[Given instruction]:
Copy out all the lines in the records that include the word "false".

········

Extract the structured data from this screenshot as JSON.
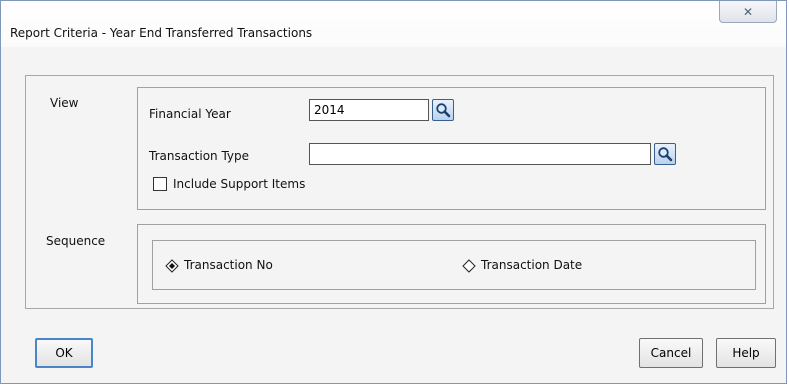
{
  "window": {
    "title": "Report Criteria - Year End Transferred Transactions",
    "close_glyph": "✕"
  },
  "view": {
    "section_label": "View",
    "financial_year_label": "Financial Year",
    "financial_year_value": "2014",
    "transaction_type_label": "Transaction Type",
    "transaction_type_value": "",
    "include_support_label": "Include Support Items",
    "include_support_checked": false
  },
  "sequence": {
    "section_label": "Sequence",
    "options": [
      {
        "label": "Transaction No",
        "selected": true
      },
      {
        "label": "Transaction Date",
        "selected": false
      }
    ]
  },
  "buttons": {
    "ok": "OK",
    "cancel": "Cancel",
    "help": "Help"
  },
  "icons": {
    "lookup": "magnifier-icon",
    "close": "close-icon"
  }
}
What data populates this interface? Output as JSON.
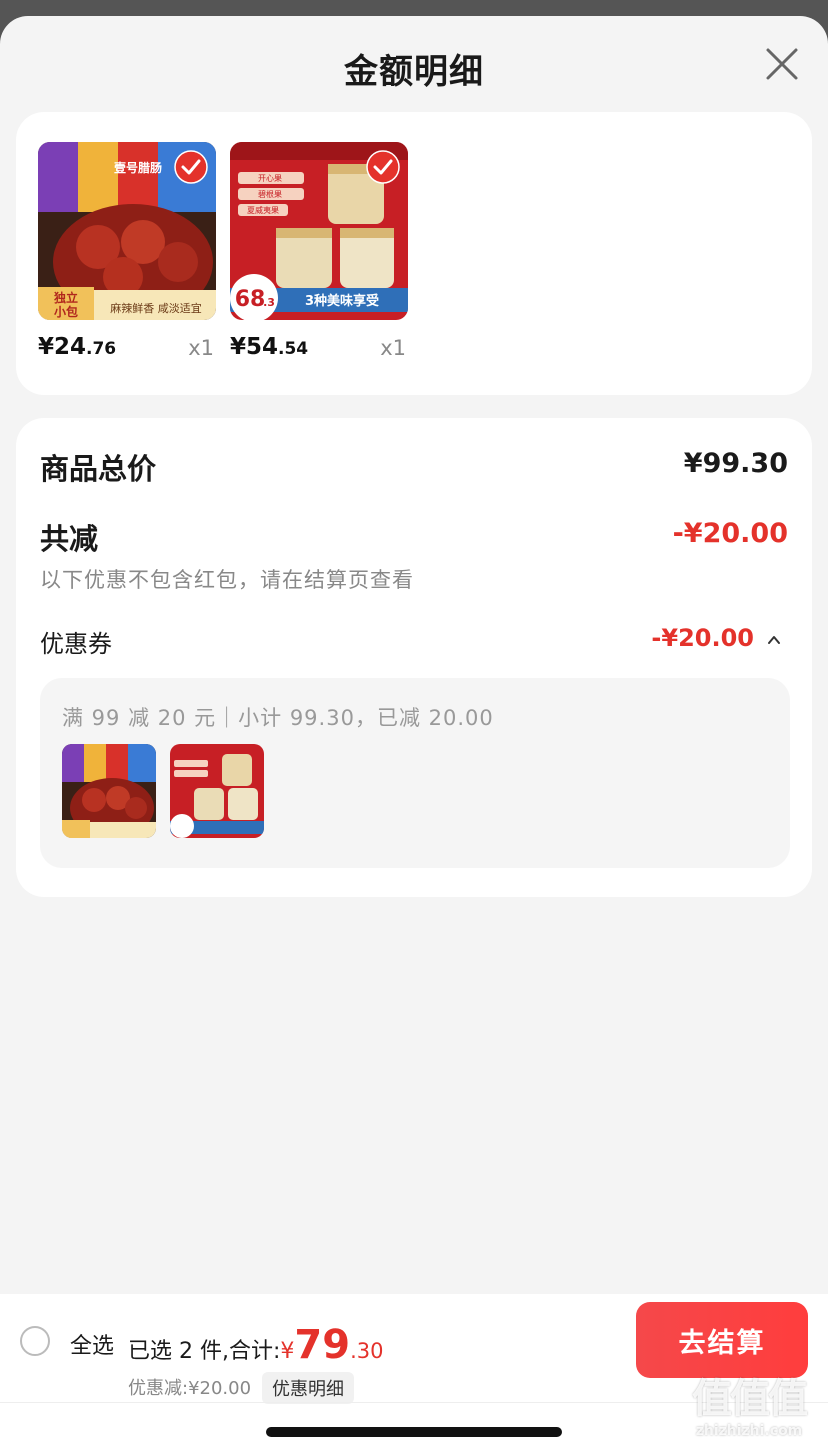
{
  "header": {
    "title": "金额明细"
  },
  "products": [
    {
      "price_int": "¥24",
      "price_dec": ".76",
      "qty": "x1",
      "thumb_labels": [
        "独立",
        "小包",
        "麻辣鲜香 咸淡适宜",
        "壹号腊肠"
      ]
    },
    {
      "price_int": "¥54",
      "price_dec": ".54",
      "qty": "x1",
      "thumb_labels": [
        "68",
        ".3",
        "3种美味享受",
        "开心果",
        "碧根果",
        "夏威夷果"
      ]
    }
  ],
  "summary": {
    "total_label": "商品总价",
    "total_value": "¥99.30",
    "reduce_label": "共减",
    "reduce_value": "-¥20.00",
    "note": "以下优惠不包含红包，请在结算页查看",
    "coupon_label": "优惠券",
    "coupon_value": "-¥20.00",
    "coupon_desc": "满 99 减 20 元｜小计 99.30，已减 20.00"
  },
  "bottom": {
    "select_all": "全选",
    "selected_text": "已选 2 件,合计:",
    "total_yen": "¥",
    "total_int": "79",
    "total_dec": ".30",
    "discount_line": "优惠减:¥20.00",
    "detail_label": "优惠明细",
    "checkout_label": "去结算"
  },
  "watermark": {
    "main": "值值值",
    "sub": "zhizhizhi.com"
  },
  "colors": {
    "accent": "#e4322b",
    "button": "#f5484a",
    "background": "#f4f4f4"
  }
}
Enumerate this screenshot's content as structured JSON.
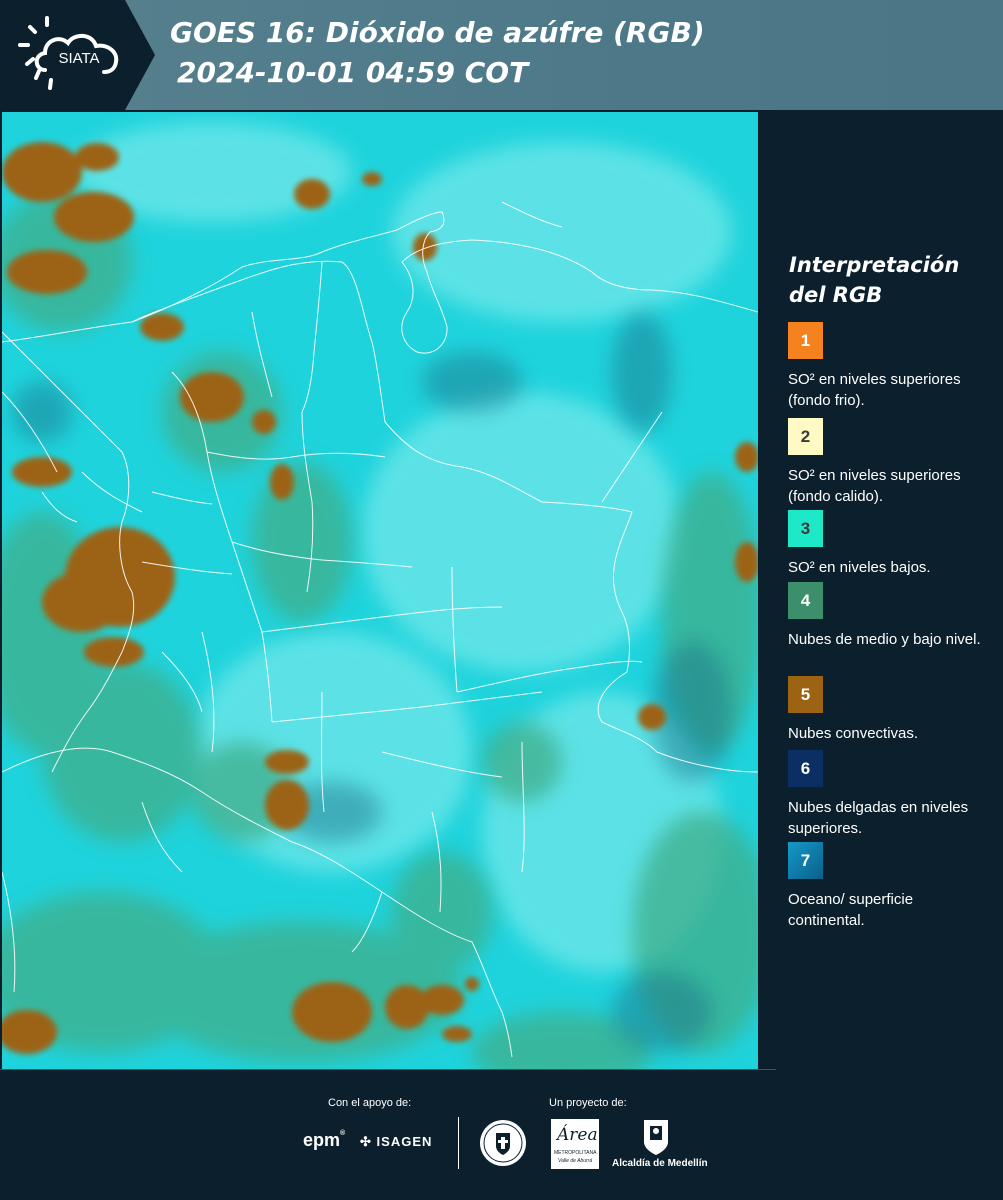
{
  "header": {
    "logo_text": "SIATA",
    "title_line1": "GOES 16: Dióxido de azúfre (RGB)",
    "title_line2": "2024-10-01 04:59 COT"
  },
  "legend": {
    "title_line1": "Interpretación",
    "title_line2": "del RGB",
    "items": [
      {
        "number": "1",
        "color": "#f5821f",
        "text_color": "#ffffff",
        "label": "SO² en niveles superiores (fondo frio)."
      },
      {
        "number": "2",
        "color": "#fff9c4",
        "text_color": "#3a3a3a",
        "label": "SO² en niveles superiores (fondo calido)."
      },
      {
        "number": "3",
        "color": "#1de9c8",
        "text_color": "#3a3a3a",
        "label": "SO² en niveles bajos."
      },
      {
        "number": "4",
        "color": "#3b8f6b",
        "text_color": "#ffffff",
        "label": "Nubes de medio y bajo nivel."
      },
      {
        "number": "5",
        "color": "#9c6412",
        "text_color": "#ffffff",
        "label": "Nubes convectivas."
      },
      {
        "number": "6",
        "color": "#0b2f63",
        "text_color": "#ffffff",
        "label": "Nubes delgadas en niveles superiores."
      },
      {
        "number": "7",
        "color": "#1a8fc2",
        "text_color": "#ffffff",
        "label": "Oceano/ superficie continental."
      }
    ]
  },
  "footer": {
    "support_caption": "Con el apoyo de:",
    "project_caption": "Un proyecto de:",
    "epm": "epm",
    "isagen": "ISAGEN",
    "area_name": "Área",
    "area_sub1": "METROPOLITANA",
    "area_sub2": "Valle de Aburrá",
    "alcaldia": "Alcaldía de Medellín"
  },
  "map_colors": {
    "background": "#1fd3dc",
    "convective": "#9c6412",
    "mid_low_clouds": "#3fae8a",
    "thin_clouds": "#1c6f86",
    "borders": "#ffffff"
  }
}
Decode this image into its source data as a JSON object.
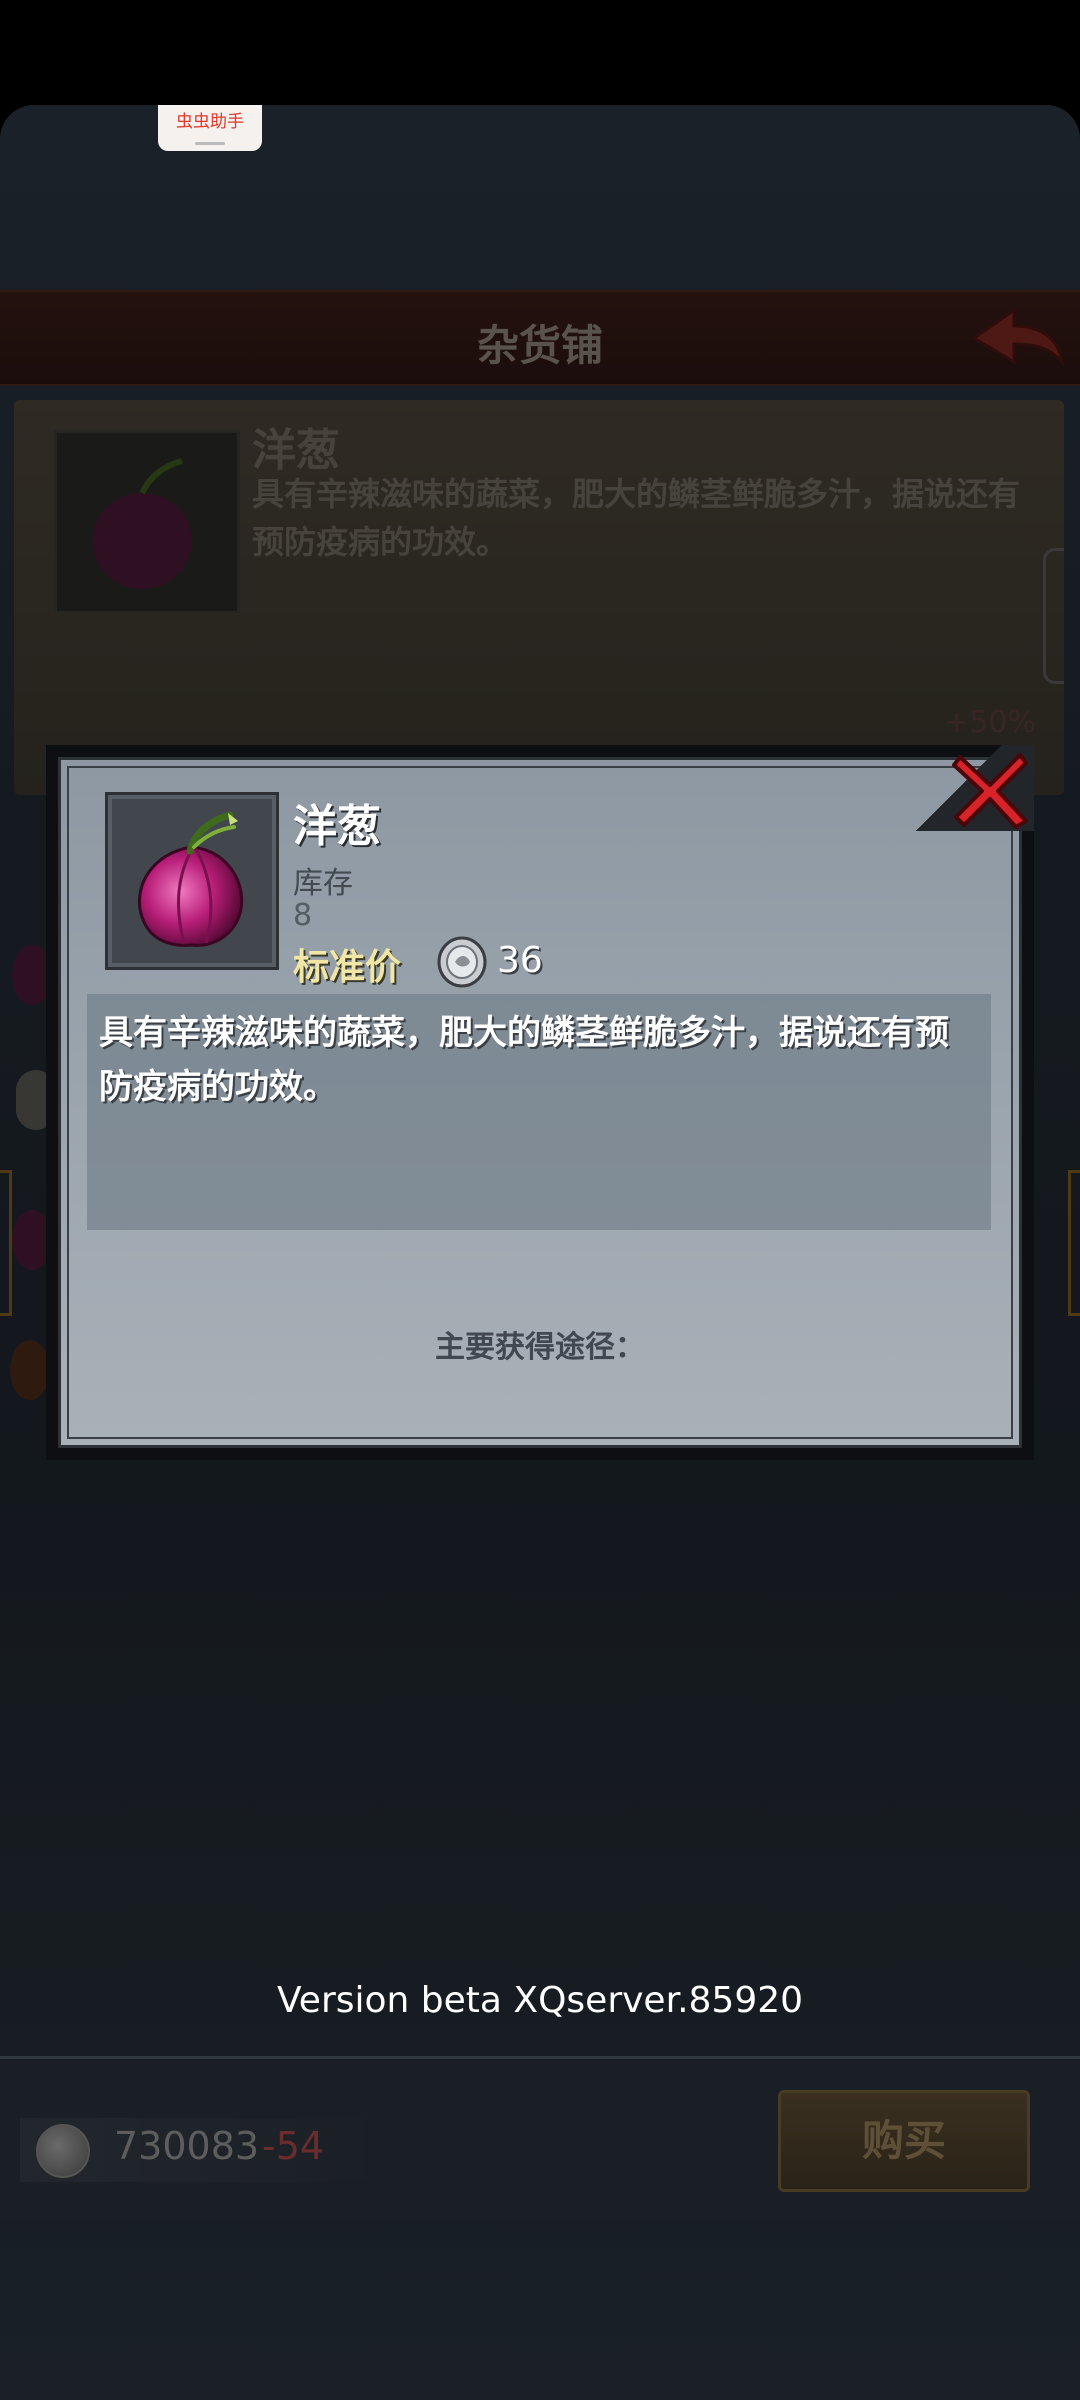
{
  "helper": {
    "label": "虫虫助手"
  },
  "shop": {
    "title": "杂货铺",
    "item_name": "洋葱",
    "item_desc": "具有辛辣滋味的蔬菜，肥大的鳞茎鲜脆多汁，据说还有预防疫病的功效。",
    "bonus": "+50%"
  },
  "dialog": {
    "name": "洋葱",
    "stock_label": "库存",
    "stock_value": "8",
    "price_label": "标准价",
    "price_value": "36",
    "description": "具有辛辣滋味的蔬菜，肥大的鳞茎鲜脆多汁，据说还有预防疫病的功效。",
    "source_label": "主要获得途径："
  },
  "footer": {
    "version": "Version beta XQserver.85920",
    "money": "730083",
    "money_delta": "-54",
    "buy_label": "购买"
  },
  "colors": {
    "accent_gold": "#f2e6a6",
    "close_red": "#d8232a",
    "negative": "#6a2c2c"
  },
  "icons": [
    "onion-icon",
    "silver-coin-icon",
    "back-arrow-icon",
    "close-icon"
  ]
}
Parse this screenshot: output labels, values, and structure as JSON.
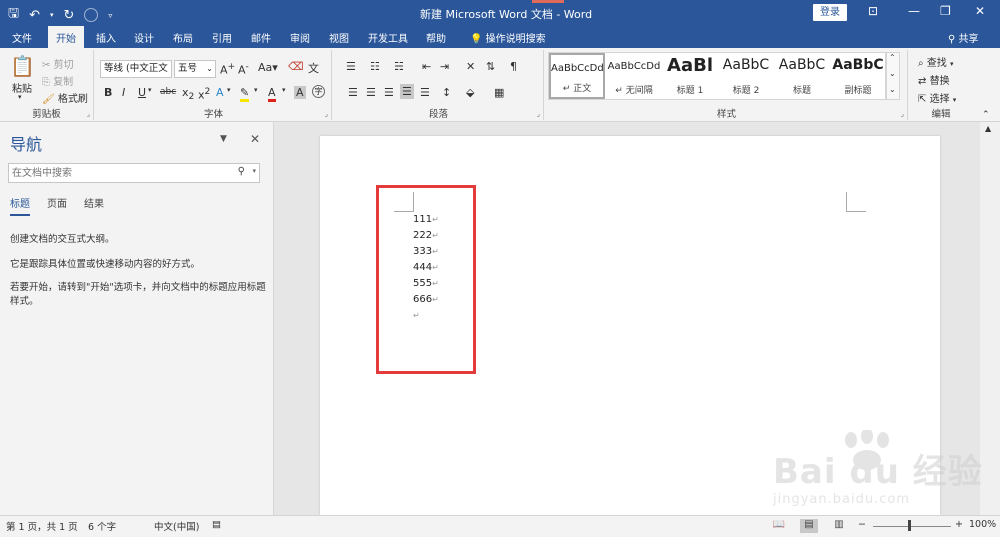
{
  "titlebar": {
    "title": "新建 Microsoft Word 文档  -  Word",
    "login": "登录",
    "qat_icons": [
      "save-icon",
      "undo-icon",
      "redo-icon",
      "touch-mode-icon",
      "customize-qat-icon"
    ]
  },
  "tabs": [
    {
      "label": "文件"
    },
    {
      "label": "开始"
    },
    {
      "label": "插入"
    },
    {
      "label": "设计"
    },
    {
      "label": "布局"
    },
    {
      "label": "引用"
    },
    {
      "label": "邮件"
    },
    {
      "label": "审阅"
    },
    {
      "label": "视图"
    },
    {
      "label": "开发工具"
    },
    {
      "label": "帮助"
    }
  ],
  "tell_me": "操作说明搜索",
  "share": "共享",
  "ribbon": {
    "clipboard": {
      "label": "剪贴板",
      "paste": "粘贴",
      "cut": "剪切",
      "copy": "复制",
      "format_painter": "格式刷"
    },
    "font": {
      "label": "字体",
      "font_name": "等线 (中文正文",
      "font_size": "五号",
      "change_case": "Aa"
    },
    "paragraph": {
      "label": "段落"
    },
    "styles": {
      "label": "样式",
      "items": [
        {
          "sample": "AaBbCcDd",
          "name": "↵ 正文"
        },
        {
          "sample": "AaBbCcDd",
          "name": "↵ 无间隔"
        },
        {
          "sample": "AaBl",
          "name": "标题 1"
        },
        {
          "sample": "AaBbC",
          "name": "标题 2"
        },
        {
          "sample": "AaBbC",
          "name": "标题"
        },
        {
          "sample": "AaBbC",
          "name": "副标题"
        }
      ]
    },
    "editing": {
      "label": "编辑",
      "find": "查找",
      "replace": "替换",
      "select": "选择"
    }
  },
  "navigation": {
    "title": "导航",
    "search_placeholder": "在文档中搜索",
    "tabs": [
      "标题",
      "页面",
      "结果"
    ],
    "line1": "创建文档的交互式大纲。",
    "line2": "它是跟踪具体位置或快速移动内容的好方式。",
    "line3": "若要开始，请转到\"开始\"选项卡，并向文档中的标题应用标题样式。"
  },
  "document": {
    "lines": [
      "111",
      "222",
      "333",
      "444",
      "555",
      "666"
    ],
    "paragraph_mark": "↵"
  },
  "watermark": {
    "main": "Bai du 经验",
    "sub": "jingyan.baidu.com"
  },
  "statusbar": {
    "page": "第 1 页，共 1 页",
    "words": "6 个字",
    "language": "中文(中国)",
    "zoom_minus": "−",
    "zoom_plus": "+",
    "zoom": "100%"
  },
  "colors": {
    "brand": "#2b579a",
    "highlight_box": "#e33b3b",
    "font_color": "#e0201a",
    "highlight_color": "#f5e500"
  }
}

········

[Problem solution]:
    "include_support_checked": false
        "selected": false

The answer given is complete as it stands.